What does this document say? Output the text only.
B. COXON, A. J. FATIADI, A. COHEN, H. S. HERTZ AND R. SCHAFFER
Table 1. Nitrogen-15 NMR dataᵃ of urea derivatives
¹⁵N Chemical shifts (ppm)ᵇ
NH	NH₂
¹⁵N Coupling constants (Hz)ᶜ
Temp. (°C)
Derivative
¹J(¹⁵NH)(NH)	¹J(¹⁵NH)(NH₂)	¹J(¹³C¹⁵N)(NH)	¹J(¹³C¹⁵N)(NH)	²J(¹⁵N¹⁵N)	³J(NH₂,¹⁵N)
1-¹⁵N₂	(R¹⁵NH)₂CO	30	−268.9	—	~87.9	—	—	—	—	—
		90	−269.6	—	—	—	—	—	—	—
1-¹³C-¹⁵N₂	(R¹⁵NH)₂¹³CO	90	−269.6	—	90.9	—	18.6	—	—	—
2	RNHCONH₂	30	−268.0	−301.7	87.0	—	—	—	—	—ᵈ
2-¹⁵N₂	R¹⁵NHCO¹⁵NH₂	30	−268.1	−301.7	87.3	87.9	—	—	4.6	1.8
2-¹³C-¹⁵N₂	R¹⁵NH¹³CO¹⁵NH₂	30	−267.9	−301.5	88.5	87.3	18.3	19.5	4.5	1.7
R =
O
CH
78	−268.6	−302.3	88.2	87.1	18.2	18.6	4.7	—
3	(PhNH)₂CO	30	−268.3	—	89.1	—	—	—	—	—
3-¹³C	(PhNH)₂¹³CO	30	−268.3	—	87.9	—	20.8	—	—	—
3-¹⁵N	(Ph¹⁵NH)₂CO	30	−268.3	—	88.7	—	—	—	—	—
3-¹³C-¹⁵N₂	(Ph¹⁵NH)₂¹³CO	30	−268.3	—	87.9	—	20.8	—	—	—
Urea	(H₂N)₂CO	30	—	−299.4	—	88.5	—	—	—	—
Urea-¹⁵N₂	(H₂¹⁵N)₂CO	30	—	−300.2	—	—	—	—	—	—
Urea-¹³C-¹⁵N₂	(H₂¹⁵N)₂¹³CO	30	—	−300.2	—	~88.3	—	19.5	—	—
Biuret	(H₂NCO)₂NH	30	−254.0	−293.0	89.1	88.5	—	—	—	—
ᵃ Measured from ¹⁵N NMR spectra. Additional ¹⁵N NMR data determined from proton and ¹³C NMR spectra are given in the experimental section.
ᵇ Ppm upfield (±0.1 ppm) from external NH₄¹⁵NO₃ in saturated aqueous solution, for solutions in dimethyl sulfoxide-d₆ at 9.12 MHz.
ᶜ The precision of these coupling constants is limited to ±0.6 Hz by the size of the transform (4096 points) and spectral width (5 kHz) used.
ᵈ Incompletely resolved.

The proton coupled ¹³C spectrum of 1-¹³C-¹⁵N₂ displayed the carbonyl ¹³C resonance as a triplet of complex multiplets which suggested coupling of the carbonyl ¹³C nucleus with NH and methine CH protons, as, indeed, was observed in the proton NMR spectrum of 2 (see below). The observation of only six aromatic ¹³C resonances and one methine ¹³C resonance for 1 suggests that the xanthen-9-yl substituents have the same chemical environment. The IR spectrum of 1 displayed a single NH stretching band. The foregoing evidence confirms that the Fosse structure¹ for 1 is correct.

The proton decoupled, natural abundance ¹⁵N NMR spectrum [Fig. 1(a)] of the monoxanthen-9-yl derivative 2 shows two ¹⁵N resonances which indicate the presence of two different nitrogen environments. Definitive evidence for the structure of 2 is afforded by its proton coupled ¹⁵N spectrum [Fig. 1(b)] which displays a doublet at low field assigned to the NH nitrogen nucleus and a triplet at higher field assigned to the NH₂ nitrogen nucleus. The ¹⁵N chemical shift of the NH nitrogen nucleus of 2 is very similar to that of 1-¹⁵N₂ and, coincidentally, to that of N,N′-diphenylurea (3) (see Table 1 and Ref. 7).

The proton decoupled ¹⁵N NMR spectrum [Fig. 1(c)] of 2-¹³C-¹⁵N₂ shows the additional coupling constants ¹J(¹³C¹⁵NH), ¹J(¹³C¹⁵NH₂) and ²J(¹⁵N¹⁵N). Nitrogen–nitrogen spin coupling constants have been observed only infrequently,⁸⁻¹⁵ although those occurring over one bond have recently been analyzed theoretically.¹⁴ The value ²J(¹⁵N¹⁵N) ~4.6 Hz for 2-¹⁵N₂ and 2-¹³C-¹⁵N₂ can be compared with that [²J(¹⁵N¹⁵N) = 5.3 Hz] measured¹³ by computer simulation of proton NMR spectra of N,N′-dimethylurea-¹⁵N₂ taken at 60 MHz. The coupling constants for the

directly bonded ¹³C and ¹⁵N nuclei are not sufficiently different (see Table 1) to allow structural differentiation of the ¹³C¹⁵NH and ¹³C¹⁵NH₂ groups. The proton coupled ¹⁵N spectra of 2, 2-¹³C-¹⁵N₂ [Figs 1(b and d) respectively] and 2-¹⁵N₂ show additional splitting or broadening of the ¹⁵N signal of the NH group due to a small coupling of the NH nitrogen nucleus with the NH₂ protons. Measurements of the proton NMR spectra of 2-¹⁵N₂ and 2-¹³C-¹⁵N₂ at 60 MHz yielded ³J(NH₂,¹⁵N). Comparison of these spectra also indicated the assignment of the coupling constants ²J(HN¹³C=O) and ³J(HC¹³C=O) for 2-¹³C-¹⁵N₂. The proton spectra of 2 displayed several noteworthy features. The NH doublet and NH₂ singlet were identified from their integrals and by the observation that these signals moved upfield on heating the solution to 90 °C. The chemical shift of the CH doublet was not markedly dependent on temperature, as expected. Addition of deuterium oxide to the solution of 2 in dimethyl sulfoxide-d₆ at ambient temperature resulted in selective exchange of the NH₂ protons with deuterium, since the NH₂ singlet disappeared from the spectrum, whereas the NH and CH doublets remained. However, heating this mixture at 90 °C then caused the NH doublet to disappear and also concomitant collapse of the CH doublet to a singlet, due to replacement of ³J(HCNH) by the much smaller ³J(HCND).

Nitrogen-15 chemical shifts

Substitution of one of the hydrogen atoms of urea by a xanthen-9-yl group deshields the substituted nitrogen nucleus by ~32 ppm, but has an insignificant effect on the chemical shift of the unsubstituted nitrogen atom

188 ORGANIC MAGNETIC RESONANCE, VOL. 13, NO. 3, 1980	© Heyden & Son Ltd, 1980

## WHAT IS BEING ASKED
Reproduce each record shown above without altering a single word.

## TASK RESPONSE
What does this document say? Output the text only.
B. COXON, A. J. FATIADI, A. COHEN, H. S. HERTZ AND R. SCHAFFER
Table 1. Nitrogen-15 NMR dataᵃ of urea derivatives
¹⁵N Chemical shifts (ppm)ᵇ
NH	NH₂
¹⁵N Coupling constants (Hz)ᶜ
Temp. (°C)
Derivative
¹J(¹⁵NH)(NH)	¹J(¹⁵NH)(NH₂)	¹J(¹³C¹⁵N)(NH)	¹J(¹³C¹⁵N)(NH)	²J(¹⁵N¹⁵N)	³J(NH₂,¹⁵N)
1-¹⁵N₂	(R¹⁵NH)₂CO	30	−268.9	—	~87.9	—	—	—	—	—
		90	−269.6	—	—	—	—	—	—	—
1-¹³C-¹⁵N₂	(R¹⁵NH)₂¹³CO	90	−269.6	—	90.9	—	18.6	—	—	—
2	RNHCONH₂	30	−268.0	−301.7	87.0	—	—	—	—	—ᵈ
2-¹⁵N₂	R¹⁵NHCO¹⁵NH₂	30	−268.1	−301.7	87.3	87.9	—	—	4.6	1.8
2-¹³C-¹⁵N₂	R¹⁵NH¹³CO¹⁵NH₂	30	−267.9	−301.5	88.5	87.3	18.3	19.5	4.5	1.7
R =
O
CH
78	−268.6	−302.3	88.2	87.1	18.2	18.6	4.7	—
3	(PhNH)₂CO	30	−268.3	—	89.1	—	—	—	—	—
3-¹³C	(PhNH)₂¹³CO	30	−268.3	—	87.9	—	20.8	—	—	—
3-¹⁵N	(Ph¹⁵NH)₂CO	30	−268.3	—	88.7	—	—	—	—	—
3-¹³C-¹⁵N₂	(Ph¹⁵NH)₂¹³CO	30	−268.3	—	87.9	—	20.8	—	—	—
Urea	(H₂N)₂CO	30	—	−299.4	—	88.5	—	—	—	—
Urea-¹⁵N₂	(H₂¹⁵N)₂CO	30	—	−300.2	—	—	—	—	—	—
Urea-¹³C-¹⁵N₂	(H₂¹⁵N)₂¹³CO	30	—	−300.2	—	~88.3	—	19.5	—	—
Biuret	(H₂NCO)₂NH	30	−254.0	−293.0	89.1	88.5	—	—	—	—
ᵃ Measured from ¹⁵N NMR spectra. Additional ¹⁵N NMR data determined from proton and ¹³C NMR spectra are given in the experimental section.
ᵇ Ppm upfield (±0.1 ppm) from external NH₄¹⁵NO₃ in saturated aqueous solution, for solutions in dimethyl sulfoxide-d₆ at 9.12 MHz.
ᶜ The precision of these coupling constants is limited to ±0.6 Hz by the size of the transform (4096 points) and spectral width (5 kHz) used.
ᵈ Incompletely resolved.

The proton coupled ¹³C spectrum of 1-¹³C-¹⁵N₂ displayed the carbonyl ¹³C resonance as a triplet of complex multiplets which suggested coupling of the carbonyl ¹³C nucleus with NH and methine CH protons, as, indeed, was observed in the proton NMR spectrum of 2 (see below). The observation of only six aromatic ¹³C resonances and one methine ¹³C resonance for 1 suggests that the xanthen-9-yl substituents have the same chemical environment. The IR spectrum of 1 displayed a single NH stretching band. The foregoing evidence confirms that the Fosse structure¹ for 1 is correct.

The proton decoupled, natural abundance ¹⁵N NMR spectrum [Fig. 1(a)] of the monoxanthen-9-yl derivative 2 shows two ¹⁵N resonances which indicate the presence of two different nitrogen environments. Definitive evidence for the structure of 2 is afforded by its proton coupled ¹⁵N spectrum [Fig. 1(b)] which displays a doublet at low field assigned to the NH nitrogen nucleus and a triplet at higher field assigned to the NH₂ nitrogen nucleus. The ¹⁵N chemical shift of the NH nitrogen nucleus of 2 is very similar to that of 1-¹⁵N₂ and, coincidentally, to that of N,N′-diphenylurea (3) (see Table 1 and Ref. 7).

The proton decoupled ¹⁵N NMR spectrum [Fig. 1(c)] of 2-¹³C-¹⁵N₂ shows the additional coupling constants ¹J(¹³C¹⁵NH), ¹J(¹³C¹⁵NH₂) and ²J(¹⁵N¹⁵N). Nitrogen–nitrogen spin coupling constants have been observed only infrequently,⁸⁻¹⁵ although those occurring over one bond have recently been analyzed theoretically.¹⁴ The value ²J(¹⁵N¹⁵N) ~4.6 Hz for 2-¹⁵N₂ and 2-¹³C-¹⁵N₂ can be compared with that [²J(¹⁵N¹⁵N) = 5.3 Hz] measured¹³ by computer simulation of proton NMR spectra of N,N′-dimethylurea-¹⁵N₂ taken at 60 MHz. The coupling constants for the

directly bonded ¹³C and ¹⁵N nuclei are not sufficiently different (see Table 1) to allow structural differentiation of the ¹³C¹⁵NH and ¹³C¹⁵NH₂ groups. The proton coupled ¹⁵N spectra of 2, 2-¹³C-¹⁵N₂ [Figs 1(b and d) respectively] and 2-¹⁵N₂ show additional splitting or broadening of the ¹⁵N signal of the NH group due to a small coupling of the NH nitrogen nucleus with the NH₂ protons. Measurements of the proton NMR spectra of 2-¹⁵N₂ and 2-¹³C-¹⁵N₂ at 60 MHz yielded ³J(NH₂,¹⁵N). Comparison of these spectra also indicated the assignment of the coupling constants ²J(HN¹³C=O) and ³J(HC¹³C=O) for 2-¹³C-¹⁵N₂. The proton spectra of 2 displayed several noteworthy features. The NH doublet and NH₂ singlet were identified from their integrals and by the observation that these signals moved upfield on heating the solution to 90 °C. The chemical shift of the CH doublet was not markedly dependent on temperature, as expected. Addition of deuterium oxide to the solution of 2 in dimethyl sulfoxide-d₆ at ambient temperature resulted in selective exchange of the NH₂ protons with deuterium, since the NH₂ singlet disappeared from the spectrum, whereas the NH and CH doublets remained. However, heating this mixture at 90 °C then caused the NH doublet to disappear and also concomitant collapse of the CH doublet to a singlet, due to replacement of ³J(HCNH) by the much smaller ³J(HCND).

Nitrogen-15 chemical shifts

Substitution of one of the hydrogen atoms of urea by a xanthen-9-yl group deshields the substituted nitrogen nucleus by ~32 ppm, but has an insignificant effect on the chemical shift of the unsubstituted nitrogen atom

188 ORGANIC MAGNETIC RESONANCE, VOL. 13, NO. 3, 1980	© Heyden & Son Ltd, 1980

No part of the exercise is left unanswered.